++++ Materials provided ++++
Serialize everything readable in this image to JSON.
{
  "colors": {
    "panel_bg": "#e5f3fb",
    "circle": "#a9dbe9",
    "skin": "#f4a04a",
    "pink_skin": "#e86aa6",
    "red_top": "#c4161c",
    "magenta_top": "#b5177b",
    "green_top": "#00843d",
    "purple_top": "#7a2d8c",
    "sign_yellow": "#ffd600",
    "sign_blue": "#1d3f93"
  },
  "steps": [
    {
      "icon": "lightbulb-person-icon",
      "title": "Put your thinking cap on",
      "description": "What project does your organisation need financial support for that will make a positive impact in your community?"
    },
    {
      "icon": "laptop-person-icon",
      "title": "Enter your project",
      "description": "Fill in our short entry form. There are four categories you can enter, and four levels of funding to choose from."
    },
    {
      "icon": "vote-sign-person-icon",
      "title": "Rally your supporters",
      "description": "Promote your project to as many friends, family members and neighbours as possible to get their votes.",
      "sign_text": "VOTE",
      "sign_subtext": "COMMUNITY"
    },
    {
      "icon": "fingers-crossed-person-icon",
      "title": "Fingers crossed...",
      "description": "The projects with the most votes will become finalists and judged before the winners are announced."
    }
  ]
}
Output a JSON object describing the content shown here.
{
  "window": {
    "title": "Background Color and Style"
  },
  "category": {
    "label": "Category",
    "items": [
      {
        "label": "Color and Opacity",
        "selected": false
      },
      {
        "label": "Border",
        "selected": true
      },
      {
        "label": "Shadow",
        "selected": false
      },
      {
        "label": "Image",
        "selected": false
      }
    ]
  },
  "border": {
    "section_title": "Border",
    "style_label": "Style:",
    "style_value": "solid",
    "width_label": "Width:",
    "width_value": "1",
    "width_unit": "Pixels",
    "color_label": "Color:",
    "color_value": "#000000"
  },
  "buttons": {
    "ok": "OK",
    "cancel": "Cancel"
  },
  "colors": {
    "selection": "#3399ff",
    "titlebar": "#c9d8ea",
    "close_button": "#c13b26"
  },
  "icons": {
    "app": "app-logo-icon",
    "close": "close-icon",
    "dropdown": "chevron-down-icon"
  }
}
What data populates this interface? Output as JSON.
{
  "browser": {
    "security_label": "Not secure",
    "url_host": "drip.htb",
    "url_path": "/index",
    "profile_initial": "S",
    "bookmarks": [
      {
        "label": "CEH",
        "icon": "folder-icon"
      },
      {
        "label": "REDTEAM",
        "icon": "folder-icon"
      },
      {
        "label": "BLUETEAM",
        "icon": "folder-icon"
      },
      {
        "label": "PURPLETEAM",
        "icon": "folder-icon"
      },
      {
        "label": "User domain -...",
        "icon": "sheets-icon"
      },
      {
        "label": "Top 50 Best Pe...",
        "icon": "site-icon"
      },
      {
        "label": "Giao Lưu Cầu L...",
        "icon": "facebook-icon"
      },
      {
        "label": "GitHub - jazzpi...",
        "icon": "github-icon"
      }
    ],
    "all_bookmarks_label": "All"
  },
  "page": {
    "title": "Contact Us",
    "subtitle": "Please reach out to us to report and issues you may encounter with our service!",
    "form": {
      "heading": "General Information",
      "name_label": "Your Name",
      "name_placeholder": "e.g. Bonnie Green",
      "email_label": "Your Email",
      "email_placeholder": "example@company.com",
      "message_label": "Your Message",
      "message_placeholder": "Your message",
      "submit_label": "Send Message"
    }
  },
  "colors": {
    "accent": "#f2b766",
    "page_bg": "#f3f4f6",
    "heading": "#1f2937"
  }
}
++++
Directive → How many lines of these entries contain "JSON"? Answer with the number and nothing else.

Written solution → 3